WHAT NEEDS TO BE DONE: Repeat the material exactly as it appears.

AVAILABLE DATA:
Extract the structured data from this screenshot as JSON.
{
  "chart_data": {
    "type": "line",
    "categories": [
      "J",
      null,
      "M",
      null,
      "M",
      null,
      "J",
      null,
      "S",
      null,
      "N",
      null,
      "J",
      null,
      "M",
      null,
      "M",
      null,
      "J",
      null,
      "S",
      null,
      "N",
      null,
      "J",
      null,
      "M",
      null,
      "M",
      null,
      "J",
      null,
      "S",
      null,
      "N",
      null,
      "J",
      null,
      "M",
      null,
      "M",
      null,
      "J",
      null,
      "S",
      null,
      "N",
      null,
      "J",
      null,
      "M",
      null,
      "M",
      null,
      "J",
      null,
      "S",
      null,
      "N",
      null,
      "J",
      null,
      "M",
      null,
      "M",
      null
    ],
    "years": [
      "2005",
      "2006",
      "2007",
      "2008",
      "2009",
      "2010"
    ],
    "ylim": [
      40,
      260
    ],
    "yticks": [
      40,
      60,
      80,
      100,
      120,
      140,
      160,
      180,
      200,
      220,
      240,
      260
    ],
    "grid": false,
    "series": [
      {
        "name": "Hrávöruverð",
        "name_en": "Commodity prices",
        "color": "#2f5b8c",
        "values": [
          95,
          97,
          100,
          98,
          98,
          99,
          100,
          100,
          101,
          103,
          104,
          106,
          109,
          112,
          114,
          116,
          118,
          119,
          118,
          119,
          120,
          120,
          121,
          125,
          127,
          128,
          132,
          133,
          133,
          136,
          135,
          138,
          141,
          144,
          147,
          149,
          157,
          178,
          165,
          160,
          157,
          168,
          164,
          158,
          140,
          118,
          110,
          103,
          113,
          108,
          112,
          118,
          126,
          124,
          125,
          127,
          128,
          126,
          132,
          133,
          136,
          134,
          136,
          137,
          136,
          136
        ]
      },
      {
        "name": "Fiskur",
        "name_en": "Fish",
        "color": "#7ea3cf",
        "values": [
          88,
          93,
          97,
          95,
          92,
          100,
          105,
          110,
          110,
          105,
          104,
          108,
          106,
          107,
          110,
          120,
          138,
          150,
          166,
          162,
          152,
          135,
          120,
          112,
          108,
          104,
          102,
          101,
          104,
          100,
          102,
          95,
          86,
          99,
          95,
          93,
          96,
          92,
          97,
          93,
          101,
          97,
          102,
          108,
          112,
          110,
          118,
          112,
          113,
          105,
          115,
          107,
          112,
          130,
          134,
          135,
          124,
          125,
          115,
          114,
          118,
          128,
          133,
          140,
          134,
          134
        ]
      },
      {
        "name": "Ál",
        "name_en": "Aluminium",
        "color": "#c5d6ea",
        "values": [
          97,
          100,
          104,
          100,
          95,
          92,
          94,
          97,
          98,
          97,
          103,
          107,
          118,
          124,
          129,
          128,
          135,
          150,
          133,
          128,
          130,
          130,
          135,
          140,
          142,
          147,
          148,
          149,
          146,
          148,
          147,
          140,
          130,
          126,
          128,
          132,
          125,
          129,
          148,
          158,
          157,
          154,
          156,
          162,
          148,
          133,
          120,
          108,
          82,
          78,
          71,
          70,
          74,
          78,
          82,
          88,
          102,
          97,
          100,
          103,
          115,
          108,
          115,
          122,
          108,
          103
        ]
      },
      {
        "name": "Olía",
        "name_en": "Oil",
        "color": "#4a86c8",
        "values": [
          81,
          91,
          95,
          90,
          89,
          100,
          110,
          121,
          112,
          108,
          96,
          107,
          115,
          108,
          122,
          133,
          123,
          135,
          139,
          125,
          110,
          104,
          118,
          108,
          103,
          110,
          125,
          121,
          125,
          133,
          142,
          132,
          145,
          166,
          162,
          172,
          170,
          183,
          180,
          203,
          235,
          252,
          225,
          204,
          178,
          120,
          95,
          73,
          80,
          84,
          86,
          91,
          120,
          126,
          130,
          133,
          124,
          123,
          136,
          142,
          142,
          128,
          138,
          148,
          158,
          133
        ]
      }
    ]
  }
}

ANSWER:
Extract the structured data from this screenshot as JSON.
{
  "chart_data": {
    "type": "line",
    "categories": [
      "J",
      null,
      "M",
      null,
      "M",
      null,
      "J",
      null,
      "S",
      null,
      "N",
      null,
      "J",
      null,
      "M",
      null,
      "M",
      null,
      "J",
      null,
      "S",
      null,
      "N",
      null,
      "J",
      null,
      "M",
      null,
      "M",
      null,
      "J",
      null,
      "S",
      null,
      "N",
      null,
      "J",
      null,
      "M",
      null,
      "M",
      null,
      "J",
      null,
      "S",
      null,
      "N",
      null,
      "J",
      null,
      "M",
      null,
      "M",
      null,
      "J",
      null,
      "S",
      null,
      "N",
      null,
      "J",
      null,
      "M",
      null,
      "M",
      null
    ],
    "years": [
      "2005",
      "2006",
      "2007",
      "2008",
      "2009",
      "2010"
    ],
    "ylim": [
      40,
      260
    ],
    "yticks": [
      40,
      60,
      80,
      100,
      120,
      140,
      160,
      180,
      200,
      220,
      240,
      260
    ],
    "grid": false,
    "series": [
      {
        "name": "Hrávöruverð",
        "name_en": "Commodity prices",
        "color": "#2f5b8c",
        "values": [
          95,
          97,
          100,
          98,
          98,
          99,
          100,
          100,
          101,
          103,
          104,
          106,
          109,
          112,
          114,
          116,
          118,
          119,
          118,
          119,
          120,
          120,
          121,
          125,
          127,
          128,
          132,
          133,
          133,
          136,
          135,
          138,
          141,
          144,
          147,
          149,
          157,
          178,
          165,
          160,
          157,
          168,
          164,
          158,
          140,
          118,
          110,
          103,
          113,
          108,
          112,
          118,
          126,
          124,
          125,
          127,
          128,
          126,
          132,
          133,
          136,
          134,
          136,
          137,
          136,
          136
        ]
      },
      {
        "name": "Fiskur",
        "name_en": "Fish",
        "color": "#7ea3cf",
        "values": [
          88,
          93,
          97,
          95,
          92,
          100,
          105,
          110,
          110,
          105,
          104,
          108,
          106,
          107,
          110,
          120,
          138,
          150,
          166,
          162,
          152,
          135,
          120,
          112,
          108,
          104,
          102,
          101,
          104,
          100,
          102,
          95,
          86,
          99,
          95,
          93,
          96,
          92,
          97,
          93,
          101,
          97,
          102,
          108,
          112,
          110,
          118,
          112,
          113,
          105,
          115,
          107,
          112,
          130,
          134,
          135,
          124,
          125,
          115,
          114,
          118,
          128,
          133,
          140,
          134,
          134
        ]
      },
      {
        "name": "Ál",
        "name_en": "Aluminium",
        "color": "#c5d6ea",
        "values": [
          97,
          100,
          104,
          100,
          95,
          92,
          94,
          97,
          98,
          97,
          103,
          107,
          118,
          124,
          129,
          128,
          135,
          150,
          133,
          128,
          130,
          130,
          135,
          140,
          142,
          147,
          148,
          149,
          146,
          148,
          147,
          140,
          130,
          126,
          128,
          132,
          125,
          129,
          148,
          158,
          157,
          154,
          156,
          162,
          148,
          133,
          120,
          108,
          82,
          78,
          71,
          70,
          74,
          78,
          82,
          88,
          102,
          97,
          100,
          103,
          115,
          108,
          115,
          122,
          108,
          103
        ]
      },
      {
        "name": "Olía",
        "name_en": "Oil",
        "color": "#4a86c8",
        "values": [
          81,
          91,
          95,
          90,
          89,
          100,
          110,
          121,
          112,
          108,
          96,
          107,
          115,
          108,
          122,
          133,
          123,
          135,
          139,
          125,
          110,
          104,
          118,
          108,
          103,
          110,
          125,
          121,
          125,
          133,
          142,
          132,
          145,
          166,
          162,
          172,
          170,
          183,
          180,
          203,
          235,
          252,
          225,
          204,
          178,
          120,
          95,
          73,
          80,
          84,
          86,
          91,
          120,
          126,
          130,
          133,
          124,
          123,
          136,
          142,
          142,
          128,
          138,
          148,
          158,
          133
        ]
      }
    ]
  }
}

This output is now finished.